- Records shown

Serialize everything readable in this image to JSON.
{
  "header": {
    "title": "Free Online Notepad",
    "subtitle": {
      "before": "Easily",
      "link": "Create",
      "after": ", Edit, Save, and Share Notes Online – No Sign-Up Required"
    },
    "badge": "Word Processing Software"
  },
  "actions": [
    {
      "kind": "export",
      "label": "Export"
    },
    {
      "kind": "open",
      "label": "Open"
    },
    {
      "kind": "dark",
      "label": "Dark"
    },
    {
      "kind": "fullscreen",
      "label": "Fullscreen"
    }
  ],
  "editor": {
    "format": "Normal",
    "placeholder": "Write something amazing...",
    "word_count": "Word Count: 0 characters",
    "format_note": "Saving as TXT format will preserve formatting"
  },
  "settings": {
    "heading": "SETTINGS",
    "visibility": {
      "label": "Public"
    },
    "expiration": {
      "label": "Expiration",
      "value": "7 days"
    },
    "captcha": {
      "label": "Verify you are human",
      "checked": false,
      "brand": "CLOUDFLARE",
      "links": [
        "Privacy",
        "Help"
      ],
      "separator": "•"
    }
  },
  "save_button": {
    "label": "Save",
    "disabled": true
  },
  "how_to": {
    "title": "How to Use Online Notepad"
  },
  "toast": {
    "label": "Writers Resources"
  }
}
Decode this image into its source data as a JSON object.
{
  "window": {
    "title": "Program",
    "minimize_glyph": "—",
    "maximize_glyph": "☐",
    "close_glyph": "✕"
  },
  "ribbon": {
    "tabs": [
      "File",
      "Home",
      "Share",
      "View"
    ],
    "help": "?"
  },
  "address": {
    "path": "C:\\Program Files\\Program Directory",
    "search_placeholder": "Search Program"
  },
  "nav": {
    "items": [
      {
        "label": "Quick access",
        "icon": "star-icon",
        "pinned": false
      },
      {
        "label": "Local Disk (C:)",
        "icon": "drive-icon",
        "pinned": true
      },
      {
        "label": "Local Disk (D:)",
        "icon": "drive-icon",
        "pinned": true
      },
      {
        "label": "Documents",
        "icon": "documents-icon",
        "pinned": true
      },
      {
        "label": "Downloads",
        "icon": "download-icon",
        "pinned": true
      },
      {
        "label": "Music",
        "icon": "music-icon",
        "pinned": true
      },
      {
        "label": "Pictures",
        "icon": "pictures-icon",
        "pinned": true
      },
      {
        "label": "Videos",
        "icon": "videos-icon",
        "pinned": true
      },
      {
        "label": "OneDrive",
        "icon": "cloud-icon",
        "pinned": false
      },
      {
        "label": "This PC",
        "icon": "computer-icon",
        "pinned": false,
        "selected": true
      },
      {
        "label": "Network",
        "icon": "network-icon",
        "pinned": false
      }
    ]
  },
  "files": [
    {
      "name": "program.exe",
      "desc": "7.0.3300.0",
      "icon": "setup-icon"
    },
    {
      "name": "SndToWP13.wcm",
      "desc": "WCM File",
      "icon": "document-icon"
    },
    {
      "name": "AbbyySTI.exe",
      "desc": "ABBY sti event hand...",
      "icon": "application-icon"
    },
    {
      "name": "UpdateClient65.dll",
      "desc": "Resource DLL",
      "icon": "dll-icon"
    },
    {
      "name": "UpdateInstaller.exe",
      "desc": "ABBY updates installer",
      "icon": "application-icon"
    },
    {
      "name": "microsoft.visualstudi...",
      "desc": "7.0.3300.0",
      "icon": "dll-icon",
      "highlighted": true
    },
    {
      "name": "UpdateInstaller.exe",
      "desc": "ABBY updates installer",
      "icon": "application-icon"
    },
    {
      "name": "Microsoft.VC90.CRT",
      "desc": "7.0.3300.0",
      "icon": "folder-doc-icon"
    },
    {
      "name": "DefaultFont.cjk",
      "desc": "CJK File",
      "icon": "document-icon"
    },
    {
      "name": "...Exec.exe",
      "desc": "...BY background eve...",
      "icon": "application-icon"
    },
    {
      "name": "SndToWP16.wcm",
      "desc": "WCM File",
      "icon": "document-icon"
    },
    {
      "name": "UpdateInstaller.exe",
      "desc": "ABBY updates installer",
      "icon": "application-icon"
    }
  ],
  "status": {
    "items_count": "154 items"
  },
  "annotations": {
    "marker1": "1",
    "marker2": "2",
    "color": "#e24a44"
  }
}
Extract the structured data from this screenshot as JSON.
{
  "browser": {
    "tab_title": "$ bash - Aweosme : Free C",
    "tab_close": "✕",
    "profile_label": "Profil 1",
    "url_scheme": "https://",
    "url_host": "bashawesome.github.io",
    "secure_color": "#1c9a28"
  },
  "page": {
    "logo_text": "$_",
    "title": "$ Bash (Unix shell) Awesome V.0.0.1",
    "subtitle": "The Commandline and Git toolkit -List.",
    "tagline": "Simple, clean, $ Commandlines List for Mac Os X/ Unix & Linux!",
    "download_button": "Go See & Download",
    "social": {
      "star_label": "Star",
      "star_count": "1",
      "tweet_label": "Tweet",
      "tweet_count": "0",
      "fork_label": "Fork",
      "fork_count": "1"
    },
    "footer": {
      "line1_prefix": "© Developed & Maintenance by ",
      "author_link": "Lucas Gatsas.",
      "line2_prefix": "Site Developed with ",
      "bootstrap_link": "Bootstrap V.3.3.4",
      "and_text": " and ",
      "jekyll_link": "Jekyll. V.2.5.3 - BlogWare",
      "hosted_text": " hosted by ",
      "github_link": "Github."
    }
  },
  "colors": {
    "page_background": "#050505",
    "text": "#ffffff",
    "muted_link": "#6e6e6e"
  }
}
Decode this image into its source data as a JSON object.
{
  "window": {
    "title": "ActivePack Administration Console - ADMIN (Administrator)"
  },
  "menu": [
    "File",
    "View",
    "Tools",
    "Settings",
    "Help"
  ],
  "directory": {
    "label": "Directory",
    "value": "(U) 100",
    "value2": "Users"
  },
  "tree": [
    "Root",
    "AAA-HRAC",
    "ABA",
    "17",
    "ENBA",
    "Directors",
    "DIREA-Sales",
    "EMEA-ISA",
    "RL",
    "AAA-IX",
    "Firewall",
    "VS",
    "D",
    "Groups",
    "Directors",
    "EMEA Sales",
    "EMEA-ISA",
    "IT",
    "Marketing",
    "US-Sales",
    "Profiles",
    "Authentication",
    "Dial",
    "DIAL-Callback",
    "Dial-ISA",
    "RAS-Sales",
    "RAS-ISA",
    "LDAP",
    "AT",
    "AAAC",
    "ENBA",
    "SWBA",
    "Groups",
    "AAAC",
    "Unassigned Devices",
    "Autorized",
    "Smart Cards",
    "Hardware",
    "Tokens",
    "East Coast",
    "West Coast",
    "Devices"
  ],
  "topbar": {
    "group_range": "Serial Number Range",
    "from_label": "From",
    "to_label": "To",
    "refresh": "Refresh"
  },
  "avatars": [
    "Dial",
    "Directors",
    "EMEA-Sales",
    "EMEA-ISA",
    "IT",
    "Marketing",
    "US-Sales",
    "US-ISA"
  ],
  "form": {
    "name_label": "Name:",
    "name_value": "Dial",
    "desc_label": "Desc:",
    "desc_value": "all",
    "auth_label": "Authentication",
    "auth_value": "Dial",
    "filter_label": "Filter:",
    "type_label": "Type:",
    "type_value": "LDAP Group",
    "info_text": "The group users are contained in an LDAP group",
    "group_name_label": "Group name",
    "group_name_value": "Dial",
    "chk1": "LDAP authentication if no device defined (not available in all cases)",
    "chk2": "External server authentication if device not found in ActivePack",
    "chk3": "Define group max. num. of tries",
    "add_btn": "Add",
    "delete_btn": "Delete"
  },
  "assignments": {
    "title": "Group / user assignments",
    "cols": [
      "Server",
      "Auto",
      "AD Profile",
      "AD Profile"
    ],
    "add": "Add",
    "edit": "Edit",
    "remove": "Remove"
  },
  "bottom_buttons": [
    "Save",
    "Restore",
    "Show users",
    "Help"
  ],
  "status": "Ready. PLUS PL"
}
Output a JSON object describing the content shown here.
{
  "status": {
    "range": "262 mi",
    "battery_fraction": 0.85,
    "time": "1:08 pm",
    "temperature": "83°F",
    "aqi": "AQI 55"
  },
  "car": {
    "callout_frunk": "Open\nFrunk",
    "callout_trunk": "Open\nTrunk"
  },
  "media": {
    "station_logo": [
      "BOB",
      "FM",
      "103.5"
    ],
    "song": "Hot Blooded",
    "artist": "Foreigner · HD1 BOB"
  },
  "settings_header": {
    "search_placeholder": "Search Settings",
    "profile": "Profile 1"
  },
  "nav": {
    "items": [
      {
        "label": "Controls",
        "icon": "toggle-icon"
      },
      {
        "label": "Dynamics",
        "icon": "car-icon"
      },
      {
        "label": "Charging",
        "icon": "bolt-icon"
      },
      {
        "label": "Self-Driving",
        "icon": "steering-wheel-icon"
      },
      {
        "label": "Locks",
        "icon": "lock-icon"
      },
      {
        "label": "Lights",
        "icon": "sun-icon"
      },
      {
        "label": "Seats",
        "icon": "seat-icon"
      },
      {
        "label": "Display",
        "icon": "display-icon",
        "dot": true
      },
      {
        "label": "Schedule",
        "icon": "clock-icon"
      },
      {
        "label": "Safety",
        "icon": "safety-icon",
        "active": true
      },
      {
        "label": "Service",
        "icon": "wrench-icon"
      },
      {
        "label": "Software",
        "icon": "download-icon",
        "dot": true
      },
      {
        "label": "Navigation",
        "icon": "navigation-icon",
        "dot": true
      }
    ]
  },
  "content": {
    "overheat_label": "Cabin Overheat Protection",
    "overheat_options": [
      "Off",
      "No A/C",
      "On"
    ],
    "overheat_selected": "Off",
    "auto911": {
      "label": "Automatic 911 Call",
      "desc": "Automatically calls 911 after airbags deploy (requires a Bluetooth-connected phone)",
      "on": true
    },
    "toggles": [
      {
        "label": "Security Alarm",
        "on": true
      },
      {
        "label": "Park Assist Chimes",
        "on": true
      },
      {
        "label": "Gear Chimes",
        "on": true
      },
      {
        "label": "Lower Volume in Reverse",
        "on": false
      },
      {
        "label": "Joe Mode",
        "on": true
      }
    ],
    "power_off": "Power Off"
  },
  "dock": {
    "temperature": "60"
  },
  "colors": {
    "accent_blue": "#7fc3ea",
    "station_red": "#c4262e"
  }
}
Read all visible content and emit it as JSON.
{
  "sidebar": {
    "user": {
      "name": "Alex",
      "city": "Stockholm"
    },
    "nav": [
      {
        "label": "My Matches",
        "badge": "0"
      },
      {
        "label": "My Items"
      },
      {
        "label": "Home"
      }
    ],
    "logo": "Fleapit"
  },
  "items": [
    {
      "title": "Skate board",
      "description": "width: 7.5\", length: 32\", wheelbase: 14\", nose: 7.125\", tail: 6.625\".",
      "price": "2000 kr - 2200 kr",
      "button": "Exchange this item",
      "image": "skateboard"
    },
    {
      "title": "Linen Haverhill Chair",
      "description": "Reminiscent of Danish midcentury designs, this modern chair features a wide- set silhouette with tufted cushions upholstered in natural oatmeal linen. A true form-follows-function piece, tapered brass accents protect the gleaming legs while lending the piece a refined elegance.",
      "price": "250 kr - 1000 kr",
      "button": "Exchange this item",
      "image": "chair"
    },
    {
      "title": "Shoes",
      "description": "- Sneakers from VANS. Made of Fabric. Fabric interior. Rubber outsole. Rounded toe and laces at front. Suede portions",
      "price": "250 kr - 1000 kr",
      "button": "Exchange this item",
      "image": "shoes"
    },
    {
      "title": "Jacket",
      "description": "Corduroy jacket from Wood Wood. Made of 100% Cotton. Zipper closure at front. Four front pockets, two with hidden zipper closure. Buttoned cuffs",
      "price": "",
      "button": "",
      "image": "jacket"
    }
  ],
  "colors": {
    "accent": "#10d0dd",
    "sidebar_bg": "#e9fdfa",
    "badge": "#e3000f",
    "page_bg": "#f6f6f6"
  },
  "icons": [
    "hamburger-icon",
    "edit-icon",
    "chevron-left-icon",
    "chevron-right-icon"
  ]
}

- Objective
From the entries above, copy every line where the word "Local" shows up.

- Exercise output
        "label": "Local Disk (C:)",
        "label": "Local Disk (D:)",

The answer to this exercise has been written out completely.